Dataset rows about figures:
::::
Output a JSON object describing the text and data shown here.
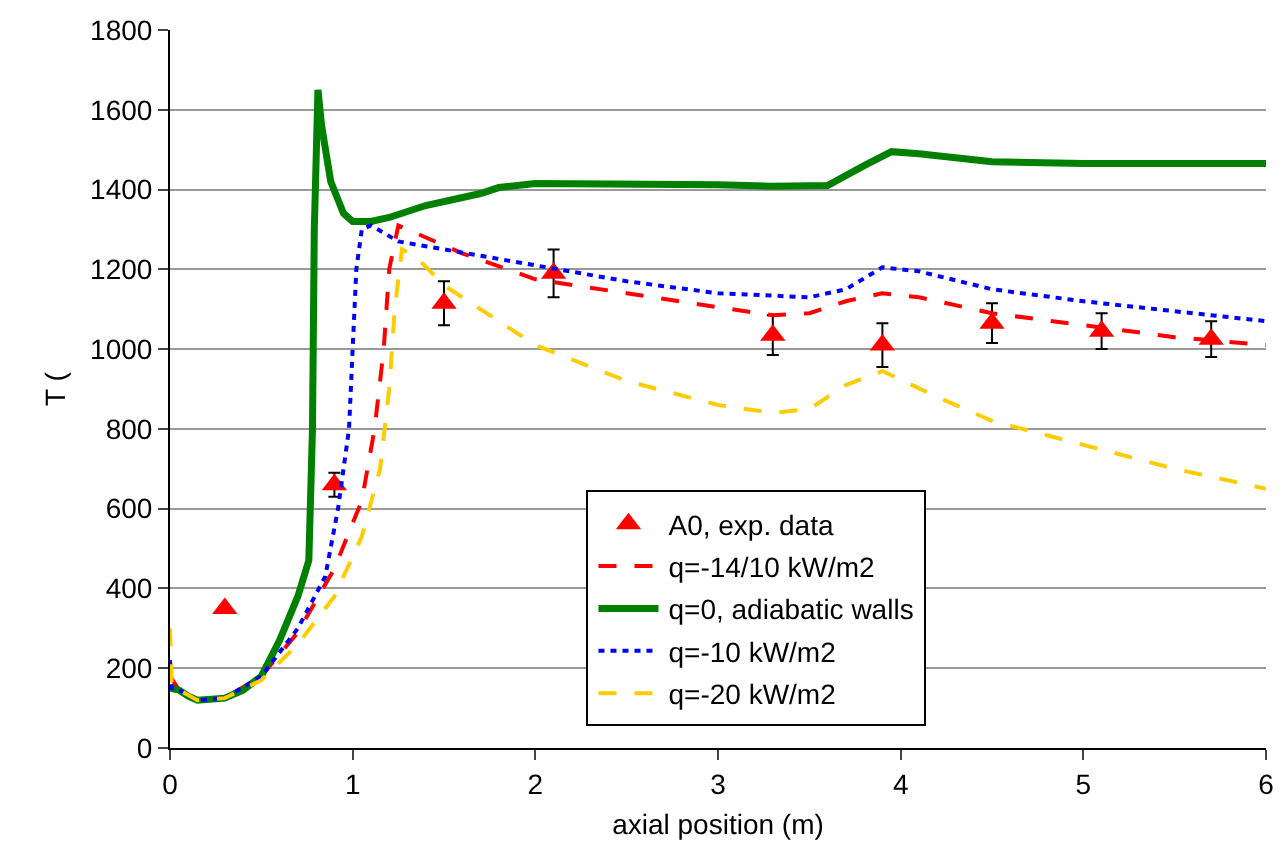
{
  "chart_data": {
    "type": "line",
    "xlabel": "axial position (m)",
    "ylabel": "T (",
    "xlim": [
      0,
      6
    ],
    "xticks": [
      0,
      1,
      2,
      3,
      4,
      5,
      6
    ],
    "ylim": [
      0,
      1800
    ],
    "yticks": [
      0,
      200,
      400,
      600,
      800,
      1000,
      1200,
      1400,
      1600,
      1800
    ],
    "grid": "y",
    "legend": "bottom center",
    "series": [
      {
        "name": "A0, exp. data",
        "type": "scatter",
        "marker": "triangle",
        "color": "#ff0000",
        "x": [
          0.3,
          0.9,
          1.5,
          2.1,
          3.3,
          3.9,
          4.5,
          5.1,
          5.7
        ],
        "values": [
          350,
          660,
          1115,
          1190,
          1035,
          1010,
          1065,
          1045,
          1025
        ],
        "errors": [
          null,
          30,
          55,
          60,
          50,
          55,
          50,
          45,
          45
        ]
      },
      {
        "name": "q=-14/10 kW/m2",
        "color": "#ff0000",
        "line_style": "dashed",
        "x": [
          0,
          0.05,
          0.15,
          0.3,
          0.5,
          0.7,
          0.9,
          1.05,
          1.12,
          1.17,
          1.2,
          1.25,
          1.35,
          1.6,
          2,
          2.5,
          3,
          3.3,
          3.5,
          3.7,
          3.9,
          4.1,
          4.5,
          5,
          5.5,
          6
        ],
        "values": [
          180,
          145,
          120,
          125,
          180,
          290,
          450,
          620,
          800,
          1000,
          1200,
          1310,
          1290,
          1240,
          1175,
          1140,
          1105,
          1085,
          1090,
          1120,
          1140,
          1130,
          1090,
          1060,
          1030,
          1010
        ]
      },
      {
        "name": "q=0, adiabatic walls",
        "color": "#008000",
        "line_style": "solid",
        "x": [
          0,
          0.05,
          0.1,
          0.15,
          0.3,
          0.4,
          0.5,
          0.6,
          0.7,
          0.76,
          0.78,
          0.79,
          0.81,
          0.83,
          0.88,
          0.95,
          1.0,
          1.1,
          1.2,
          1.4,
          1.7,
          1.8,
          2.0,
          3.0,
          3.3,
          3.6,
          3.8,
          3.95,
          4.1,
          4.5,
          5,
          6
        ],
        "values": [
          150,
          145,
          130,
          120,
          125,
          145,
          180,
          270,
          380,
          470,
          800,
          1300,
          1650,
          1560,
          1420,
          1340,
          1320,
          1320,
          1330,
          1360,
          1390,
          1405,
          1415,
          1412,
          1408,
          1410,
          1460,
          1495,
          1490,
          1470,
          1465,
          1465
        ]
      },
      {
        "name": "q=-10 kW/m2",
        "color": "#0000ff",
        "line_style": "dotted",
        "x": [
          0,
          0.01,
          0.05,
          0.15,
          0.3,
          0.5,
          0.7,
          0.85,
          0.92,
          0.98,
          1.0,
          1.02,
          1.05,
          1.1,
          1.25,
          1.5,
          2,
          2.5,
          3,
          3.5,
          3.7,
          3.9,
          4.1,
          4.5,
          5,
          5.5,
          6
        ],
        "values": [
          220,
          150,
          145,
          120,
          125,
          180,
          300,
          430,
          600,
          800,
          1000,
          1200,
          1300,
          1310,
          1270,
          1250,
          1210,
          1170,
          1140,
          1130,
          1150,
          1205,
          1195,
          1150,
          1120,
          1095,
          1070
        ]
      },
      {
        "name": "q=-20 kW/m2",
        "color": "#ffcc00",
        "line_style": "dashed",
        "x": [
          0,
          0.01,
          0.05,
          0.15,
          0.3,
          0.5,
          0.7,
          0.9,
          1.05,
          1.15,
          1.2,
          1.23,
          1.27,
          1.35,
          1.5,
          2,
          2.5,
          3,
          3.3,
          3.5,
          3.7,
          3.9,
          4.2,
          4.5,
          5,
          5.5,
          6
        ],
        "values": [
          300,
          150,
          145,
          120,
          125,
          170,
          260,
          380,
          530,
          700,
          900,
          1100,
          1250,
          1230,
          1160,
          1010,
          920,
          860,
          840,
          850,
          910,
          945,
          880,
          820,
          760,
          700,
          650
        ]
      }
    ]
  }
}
::::
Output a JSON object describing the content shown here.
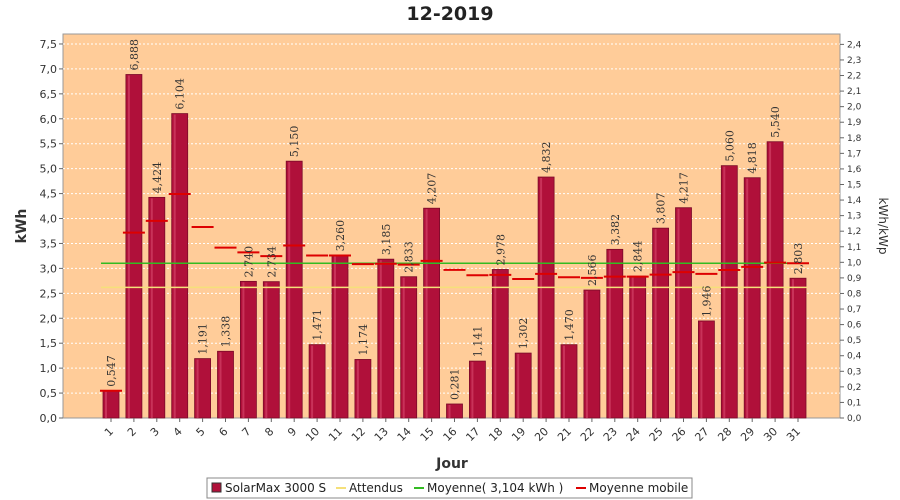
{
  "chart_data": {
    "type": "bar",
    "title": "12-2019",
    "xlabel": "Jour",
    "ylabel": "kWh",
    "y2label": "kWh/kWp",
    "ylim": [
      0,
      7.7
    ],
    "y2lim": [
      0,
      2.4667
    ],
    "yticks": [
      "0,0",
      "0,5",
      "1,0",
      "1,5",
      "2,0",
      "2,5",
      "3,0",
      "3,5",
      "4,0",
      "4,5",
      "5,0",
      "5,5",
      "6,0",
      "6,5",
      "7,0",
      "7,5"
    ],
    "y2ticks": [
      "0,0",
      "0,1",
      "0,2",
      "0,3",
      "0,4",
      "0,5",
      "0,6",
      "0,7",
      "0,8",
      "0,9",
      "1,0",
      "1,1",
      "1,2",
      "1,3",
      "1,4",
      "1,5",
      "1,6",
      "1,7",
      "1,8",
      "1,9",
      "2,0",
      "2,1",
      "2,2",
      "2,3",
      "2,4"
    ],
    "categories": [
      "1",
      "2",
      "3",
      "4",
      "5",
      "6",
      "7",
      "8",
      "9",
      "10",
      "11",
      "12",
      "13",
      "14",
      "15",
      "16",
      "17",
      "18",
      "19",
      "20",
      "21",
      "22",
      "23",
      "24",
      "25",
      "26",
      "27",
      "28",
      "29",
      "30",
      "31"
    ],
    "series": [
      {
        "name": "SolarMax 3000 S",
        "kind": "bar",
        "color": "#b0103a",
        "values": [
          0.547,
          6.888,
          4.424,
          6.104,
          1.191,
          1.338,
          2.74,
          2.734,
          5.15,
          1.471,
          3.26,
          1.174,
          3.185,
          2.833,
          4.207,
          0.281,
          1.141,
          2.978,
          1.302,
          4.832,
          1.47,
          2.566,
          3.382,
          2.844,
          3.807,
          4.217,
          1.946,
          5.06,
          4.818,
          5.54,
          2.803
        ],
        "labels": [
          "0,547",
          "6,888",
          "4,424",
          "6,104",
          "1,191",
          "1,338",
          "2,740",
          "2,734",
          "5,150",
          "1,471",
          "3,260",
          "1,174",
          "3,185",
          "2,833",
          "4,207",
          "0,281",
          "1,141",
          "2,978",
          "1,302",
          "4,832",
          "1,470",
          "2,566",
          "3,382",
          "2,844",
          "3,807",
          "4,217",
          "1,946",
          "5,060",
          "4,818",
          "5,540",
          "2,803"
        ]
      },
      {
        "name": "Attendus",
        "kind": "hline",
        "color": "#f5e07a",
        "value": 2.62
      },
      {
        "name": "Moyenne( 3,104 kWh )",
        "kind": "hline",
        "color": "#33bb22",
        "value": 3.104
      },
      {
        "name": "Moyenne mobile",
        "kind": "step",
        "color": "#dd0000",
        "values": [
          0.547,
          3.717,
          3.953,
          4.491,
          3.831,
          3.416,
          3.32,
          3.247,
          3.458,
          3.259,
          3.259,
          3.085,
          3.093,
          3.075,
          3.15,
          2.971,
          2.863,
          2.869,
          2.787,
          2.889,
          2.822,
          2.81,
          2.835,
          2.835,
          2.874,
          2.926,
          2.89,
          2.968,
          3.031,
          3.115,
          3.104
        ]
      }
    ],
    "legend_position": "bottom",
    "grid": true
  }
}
::::
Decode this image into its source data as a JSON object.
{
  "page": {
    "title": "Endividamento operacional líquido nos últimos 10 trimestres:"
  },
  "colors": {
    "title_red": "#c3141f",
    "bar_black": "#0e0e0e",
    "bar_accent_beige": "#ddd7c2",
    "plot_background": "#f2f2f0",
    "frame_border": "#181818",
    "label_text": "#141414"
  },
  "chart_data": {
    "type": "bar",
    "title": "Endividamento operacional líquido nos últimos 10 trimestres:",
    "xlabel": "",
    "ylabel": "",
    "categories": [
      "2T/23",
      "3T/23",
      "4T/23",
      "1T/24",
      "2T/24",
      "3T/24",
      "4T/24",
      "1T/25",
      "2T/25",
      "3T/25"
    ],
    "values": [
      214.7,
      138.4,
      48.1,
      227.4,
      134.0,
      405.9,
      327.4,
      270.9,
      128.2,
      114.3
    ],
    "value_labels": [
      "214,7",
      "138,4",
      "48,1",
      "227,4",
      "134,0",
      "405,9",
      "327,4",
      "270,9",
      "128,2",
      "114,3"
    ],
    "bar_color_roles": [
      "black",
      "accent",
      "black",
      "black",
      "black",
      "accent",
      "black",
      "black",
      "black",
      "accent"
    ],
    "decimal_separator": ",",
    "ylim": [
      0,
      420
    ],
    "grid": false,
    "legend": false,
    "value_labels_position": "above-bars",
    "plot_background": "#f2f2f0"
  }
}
::::
To be done ▸ Report the number of lines in the listing that include the string "líquido"; give nothing but the number.

Exercise output ▸ 2